[Given instruction]
The records that follow must be reproduced in full, exactly as written.

[Supplied records]

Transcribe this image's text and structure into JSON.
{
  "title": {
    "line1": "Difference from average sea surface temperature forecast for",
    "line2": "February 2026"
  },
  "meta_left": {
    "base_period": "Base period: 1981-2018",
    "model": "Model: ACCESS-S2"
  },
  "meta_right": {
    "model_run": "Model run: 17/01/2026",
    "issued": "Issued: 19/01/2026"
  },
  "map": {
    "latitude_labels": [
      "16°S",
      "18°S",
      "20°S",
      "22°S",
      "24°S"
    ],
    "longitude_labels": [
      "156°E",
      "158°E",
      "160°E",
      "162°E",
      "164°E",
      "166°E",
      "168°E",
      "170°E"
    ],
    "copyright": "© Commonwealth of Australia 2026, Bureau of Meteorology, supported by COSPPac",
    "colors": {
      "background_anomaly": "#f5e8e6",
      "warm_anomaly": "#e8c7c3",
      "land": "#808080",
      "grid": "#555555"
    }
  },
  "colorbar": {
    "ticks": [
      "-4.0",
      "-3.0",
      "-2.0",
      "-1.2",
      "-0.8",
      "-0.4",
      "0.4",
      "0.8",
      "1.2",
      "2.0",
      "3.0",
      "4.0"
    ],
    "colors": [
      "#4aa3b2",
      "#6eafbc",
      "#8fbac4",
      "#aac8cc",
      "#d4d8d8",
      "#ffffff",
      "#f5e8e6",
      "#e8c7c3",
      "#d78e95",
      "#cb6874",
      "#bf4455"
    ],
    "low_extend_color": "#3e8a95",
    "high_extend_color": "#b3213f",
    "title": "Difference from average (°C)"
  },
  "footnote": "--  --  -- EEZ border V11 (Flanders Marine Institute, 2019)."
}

[Complete response]
Transcribe this image's text and structure into JSON.
{
  "title": {
    "line1": "Difference from average sea surface temperature forecast for",
    "line2": "February 2026"
  },
  "meta_left": {
    "base_period": "Base period: 1981-2018",
    "model": "Model: ACCESS-S2"
  },
  "meta_right": {
    "model_run": "Model run: 17/01/2026",
    "issued": "Issued: 19/01/2026"
  },
  "map": {
    "latitude_labels": [
      "16°S",
      "18°S",
      "20°S",
      "22°S",
      "24°S"
    ],
    "longitude_labels": [
      "156°E",
      "158°E",
      "160°E",
      "162°E",
      "164°E",
      "166°E",
      "168°E",
      "170°E"
    ],
    "copyright": "© Commonwealth of Australia 2026, Bureau of Meteorology, supported by COSPPac",
    "colors": {
      "background_anomaly": "#f5e8e6",
      "warm_anomaly": "#e8c7c3",
      "land": "#808080",
      "grid": "#555555"
    }
  },
  "colorbar": {
    "ticks": [
      "-4.0",
      "-3.0",
      "-2.0",
      "-1.2",
      "-0.8",
      "-0.4",
      "0.4",
      "0.8",
      "1.2",
      "2.0",
      "3.0",
      "4.0"
    ],
    "colors": [
      "#4aa3b2",
      "#6eafbc",
      "#8fbac4",
      "#aac8cc",
      "#d4d8d8",
      "#ffffff",
      "#f5e8e6",
      "#e8c7c3",
      "#d78e95",
      "#cb6874",
      "#bf4455"
    ],
    "low_extend_color": "#3e8a95",
    "high_extend_color": "#b3213f",
    "title": "Difference from average (°C)"
  },
  "footnote": "--  --  -- EEZ border V11 (Flanders Marine Institute, 2019)."
}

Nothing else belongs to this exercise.